[What you will do] Can you output the records below exactly as they are written?

Dataset records:
· · · ·

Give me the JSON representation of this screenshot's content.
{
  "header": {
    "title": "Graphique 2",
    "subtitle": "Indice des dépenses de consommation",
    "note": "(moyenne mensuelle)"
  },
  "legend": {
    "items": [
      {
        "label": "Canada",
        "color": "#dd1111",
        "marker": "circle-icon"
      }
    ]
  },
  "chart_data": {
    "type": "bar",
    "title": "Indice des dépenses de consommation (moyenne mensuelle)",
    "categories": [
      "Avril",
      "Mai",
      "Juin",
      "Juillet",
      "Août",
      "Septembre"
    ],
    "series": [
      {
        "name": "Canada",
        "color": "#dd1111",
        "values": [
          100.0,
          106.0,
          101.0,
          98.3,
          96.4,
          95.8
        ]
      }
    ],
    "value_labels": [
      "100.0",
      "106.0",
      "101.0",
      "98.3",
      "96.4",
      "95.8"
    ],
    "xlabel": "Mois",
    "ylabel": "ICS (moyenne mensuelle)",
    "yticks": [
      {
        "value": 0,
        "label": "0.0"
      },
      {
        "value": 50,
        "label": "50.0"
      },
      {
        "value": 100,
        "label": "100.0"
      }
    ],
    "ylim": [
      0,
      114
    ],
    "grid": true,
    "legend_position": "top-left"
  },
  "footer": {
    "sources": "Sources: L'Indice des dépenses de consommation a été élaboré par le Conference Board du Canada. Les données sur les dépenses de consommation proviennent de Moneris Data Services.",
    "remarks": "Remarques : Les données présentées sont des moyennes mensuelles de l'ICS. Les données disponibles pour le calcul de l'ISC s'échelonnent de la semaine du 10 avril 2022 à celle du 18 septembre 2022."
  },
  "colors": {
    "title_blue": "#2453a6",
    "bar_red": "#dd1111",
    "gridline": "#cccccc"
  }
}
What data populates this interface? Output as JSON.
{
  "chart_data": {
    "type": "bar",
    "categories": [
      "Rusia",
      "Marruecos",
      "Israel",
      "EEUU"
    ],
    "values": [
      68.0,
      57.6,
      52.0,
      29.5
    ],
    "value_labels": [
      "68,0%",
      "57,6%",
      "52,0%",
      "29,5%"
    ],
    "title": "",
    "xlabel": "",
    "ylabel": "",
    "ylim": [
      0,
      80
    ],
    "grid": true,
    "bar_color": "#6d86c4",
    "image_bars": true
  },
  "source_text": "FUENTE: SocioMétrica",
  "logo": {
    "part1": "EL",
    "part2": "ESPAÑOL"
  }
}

· · · ·

[Completed exercise]
Give me the JSON representation of this screenshot's content.
{
  "header": {
    "title": "Graphique 2",
    "subtitle": "Indice des dépenses de consommation",
    "note": "(moyenne mensuelle)"
  },
  "legend": {
    "items": [
      {
        "label": "Canada",
        "color": "#dd1111",
        "marker": "circle-icon"
      }
    ]
  },
  "chart_data": {
    "type": "bar",
    "title": "Indice des dépenses de consommation (moyenne mensuelle)",
    "categories": [
      "Avril",
      "Mai",
      "Juin",
      "Juillet",
      "Août",
      "Septembre"
    ],
    "series": [
      {
        "name": "Canada",
        "color": "#dd1111",
        "values": [
          100.0,
          106.0,
          101.0,
          98.3,
          96.4,
          95.8
        ]
      }
    ],
    "value_labels": [
      "100.0",
      "106.0",
      "101.0",
      "98.3",
      "96.4",
      "95.8"
    ],
    "xlabel": "Mois",
    "ylabel": "ICS (moyenne mensuelle)",
    "yticks": [
      {
        "value": 0,
        "label": "0.0"
      },
      {
        "value": 50,
        "label": "50.0"
      },
      {
        "value": 100,
        "label": "100.0"
      }
    ],
    "ylim": [
      0,
      114
    ],
    "grid": true,
    "legend_position": "top-left"
  },
  "footer": {
    "sources": "Sources: L'Indice des dépenses de consommation a été élaboré par le Conference Board du Canada. Les données sur les dépenses de consommation proviennent de Moneris Data Services.",
    "remarks": "Remarques : Les données présentées sont des moyennes mensuelles de l'ICS. Les données disponibles pour le calcul de l'ISC s'échelonnent de la semaine du 10 avril 2022 à celle du 18 septembre 2022."
  },
  "colors": {
    "title_blue": "#2453a6",
    "bar_red": "#dd1111",
    "gridline": "#cccccc"
  }
}
What data populates this interface? Output as JSON.
{
  "chart_data": {
    "type": "bar",
    "categories": [
      "Rusia",
      "Marruecos",
      "Israel",
      "EEUU"
    ],
    "values": [
      68.0,
      57.6,
      52.0,
      29.5
    ],
    "value_labels": [
      "68,0%",
      "57,6%",
      "52,0%",
      "29,5%"
    ],
    "title": "",
    "xlabel": "",
    "ylabel": "",
    "ylim": [
      0,
      80
    ],
    "grid": true,
    "bar_color": "#6d86c4",
    "image_bars": true
  },
  "source_text": "FUENTE: SocioMétrica",
  "logo": {
    "part1": "EL",
    "part2": "ESPAÑOL"
  }
}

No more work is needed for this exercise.